### WHAT YOU WILL DO:
Reproduce the records below in full and without edits, omitting images.

(Entries from a dataset)
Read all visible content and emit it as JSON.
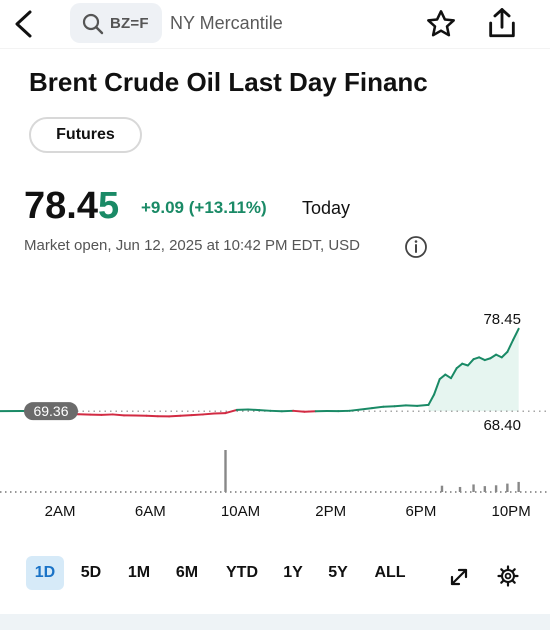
{
  "header": {
    "search_symbol": "BZ=F",
    "exchange": "NY Mercantile",
    "icons": [
      "back-arrow-icon",
      "search-icon",
      "star-icon",
      "share-icon"
    ]
  },
  "quote": {
    "title": "Brent Crude Oil Last Day Financ",
    "tag": "Futures",
    "price_main": "78.4",
    "price_last_digit": "5",
    "change": "+9.09 (+13.11%)",
    "period": "Today",
    "market_status": "Market open, Jun 12, 2025 at 10:42 PM EDT, USD"
  },
  "chart_data": {
    "type": "line",
    "x_tick_labels": [
      "2AM",
      "6AM",
      "10AM",
      "2PM",
      "6PM",
      "10PM"
    ],
    "x_ticks_hours": [
      2,
      6,
      10,
      14,
      18,
      22
    ],
    "baseline": 69.36,
    "baseline_label": "69.36",
    "last_label": "78.45",
    "low_label": "68.40",
    "ylim": [
      66.4,
      79.2
    ],
    "colors": {
      "up": "#1a8a66",
      "down": "#d22b43",
      "fill": "#e3f4ee"
    },
    "points": [
      [
        0.0,
        69.36
      ],
      [
        1.0,
        69.38
      ],
      [
        1.5,
        69.35
      ],
      [
        2.0,
        69.25
      ],
      [
        2.5,
        69.05
      ],
      [
        3.0,
        69.0
      ],
      [
        3.5,
        69.02
      ],
      [
        4.0,
        68.98
      ],
      [
        4.5,
        68.95
      ],
      [
        5.0,
        69.0
      ],
      [
        5.5,
        68.9
      ],
      [
        6.0,
        68.88
      ],
      [
        6.5,
        68.85
      ],
      [
        7.0,
        68.8
      ],
      [
        7.5,
        68.78
      ],
      [
        8.0,
        68.85
      ],
      [
        8.5,
        68.92
      ],
      [
        9.0,
        69.0
      ],
      [
        9.5,
        69.1
      ],
      [
        10.0,
        69.15
      ],
      [
        10.5,
        69.5
      ],
      [
        11.0,
        69.55
      ],
      [
        11.5,
        69.48
      ],
      [
        12.0,
        69.4
      ],
      [
        12.5,
        69.35
      ],
      [
        13.0,
        69.4
      ],
      [
        13.5,
        69.3
      ],
      [
        14.0,
        69.35
      ],
      [
        14.5,
        69.38
      ],
      [
        15.0,
        69.36
      ],
      [
        15.5,
        69.4
      ],
      [
        16.0,
        69.55
      ],
      [
        16.5,
        69.7
      ],
      [
        17.0,
        69.85
      ],
      [
        17.5,
        69.9
      ],
      [
        18.0,
        70.0
      ],
      [
        18.5,
        69.95
      ],
      [
        19.0,
        70.05
      ],
      [
        19.25,
        71.2
      ],
      [
        19.5,
        72.9
      ],
      [
        19.75,
        73.4
      ],
      [
        20.0,
        73.0
      ],
      [
        20.25,
        74.1
      ],
      [
        20.5,
        74.6
      ],
      [
        20.75,
        74.4
      ],
      [
        21.0,
        75.1
      ],
      [
        21.25,
        75.3
      ],
      [
        21.5,
        75.0
      ],
      [
        21.75,
        75.2
      ],
      [
        22.0,
        75.6
      ],
      [
        22.25,
        75.3
      ],
      [
        22.5,
        75.9
      ],
      [
        22.75,
        77.2
      ],
      [
        23.0,
        78.45
      ]
    ],
    "volume": [
      [
        10.0,
        100
      ],
      [
        19.6,
        15
      ],
      [
        20.4,
        12
      ],
      [
        21.0,
        18
      ],
      [
        21.5,
        14
      ],
      [
        22.0,
        16
      ],
      [
        22.5,
        20
      ],
      [
        23.0,
        24
      ]
    ]
  },
  "ranges": {
    "items": [
      "1D",
      "5D",
      "1M",
      "6M",
      "YTD",
      "1Y",
      "5Y",
      "ALL"
    ],
    "selected": "1D"
  },
  "toolbar_icons": [
    "expand-icon",
    "settings-icon"
  ]
}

### REPLY TO THE EXERCISE:
Read all visible content and emit it as JSON.
{
  "header": {
    "search_symbol": "BZ=F",
    "exchange": "NY Mercantile",
    "icons": [
      "back-arrow-icon",
      "search-icon",
      "star-icon",
      "share-icon"
    ]
  },
  "quote": {
    "title": "Brent Crude Oil Last Day Financ",
    "tag": "Futures",
    "price_main": "78.4",
    "price_last_digit": "5",
    "change": "+9.09 (+13.11%)",
    "period": "Today",
    "market_status": "Market open, Jun 12, 2025 at 10:42 PM EDT, USD"
  },
  "chart_data": {
    "type": "line",
    "x_tick_labels": [
      "2AM",
      "6AM",
      "10AM",
      "2PM",
      "6PM",
      "10PM"
    ],
    "x_ticks_hours": [
      2,
      6,
      10,
      14,
      18,
      22
    ],
    "baseline": 69.36,
    "baseline_label": "69.36",
    "last_label": "78.45",
    "low_label": "68.40",
    "ylim": [
      66.4,
      79.2
    ],
    "colors": {
      "up": "#1a8a66",
      "down": "#d22b43",
      "fill": "#e3f4ee"
    },
    "points": [
      [
        0.0,
        69.36
      ],
      [
        1.0,
        69.38
      ],
      [
        1.5,
        69.35
      ],
      [
        2.0,
        69.25
      ],
      [
        2.5,
        69.05
      ],
      [
        3.0,
        69.0
      ],
      [
        3.5,
        69.02
      ],
      [
        4.0,
        68.98
      ],
      [
        4.5,
        68.95
      ],
      [
        5.0,
        69.0
      ],
      [
        5.5,
        68.9
      ],
      [
        6.0,
        68.88
      ],
      [
        6.5,
        68.85
      ],
      [
        7.0,
        68.8
      ],
      [
        7.5,
        68.78
      ],
      [
        8.0,
        68.85
      ],
      [
        8.5,
        68.92
      ],
      [
        9.0,
        69.0
      ],
      [
        9.5,
        69.1
      ],
      [
        10.0,
        69.15
      ],
      [
        10.5,
        69.5
      ],
      [
        11.0,
        69.55
      ],
      [
        11.5,
        69.48
      ],
      [
        12.0,
        69.4
      ],
      [
        12.5,
        69.35
      ],
      [
        13.0,
        69.4
      ],
      [
        13.5,
        69.3
      ],
      [
        14.0,
        69.35
      ],
      [
        14.5,
        69.38
      ],
      [
        15.0,
        69.36
      ],
      [
        15.5,
        69.4
      ],
      [
        16.0,
        69.55
      ],
      [
        16.5,
        69.7
      ],
      [
        17.0,
        69.85
      ],
      [
        17.5,
        69.9
      ],
      [
        18.0,
        70.0
      ],
      [
        18.5,
        69.95
      ],
      [
        19.0,
        70.05
      ],
      [
        19.25,
        71.2
      ],
      [
        19.5,
        72.9
      ],
      [
        19.75,
        73.4
      ],
      [
        20.0,
        73.0
      ],
      [
        20.25,
        74.1
      ],
      [
        20.5,
        74.6
      ],
      [
        20.75,
        74.4
      ],
      [
        21.0,
        75.1
      ],
      [
        21.25,
        75.3
      ],
      [
        21.5,
        75.0
      ],
      [
        21.75,
        75.2
      ],
      [
        22.0,
        75.6
      ],
      [
        22.25,
        75.3
      ],
      [
        22.5,
        75.9
      ],
      [
        22.75,
        77.2
      ],
      [
        23.0,
        78.45
      ]
    ],
    "volume": [
      [
        10.0,
        100
      ],
      [
        19.6,
        15
      ],
      [
        20.4,
        12
      ],
      [
        21.0,
        18
      ],
      [
        21.5,
        14
      ],
      [
        22.0,
        16
      ],
      [
        22.5,
        20
      ],
      [
        23.0,
        24
      ]
    ]
  },
  "ranges": {
    "items": [
      "1D",
      "5D",
      "1M",
      "6M",
      "YTD",
      "1Y",
      "5Y",
      "ALL"
    ],
    "selected": "1D"
  },
  "toolbar_icons": [
    "expand-icon",
    "settings-icon"
  ]
}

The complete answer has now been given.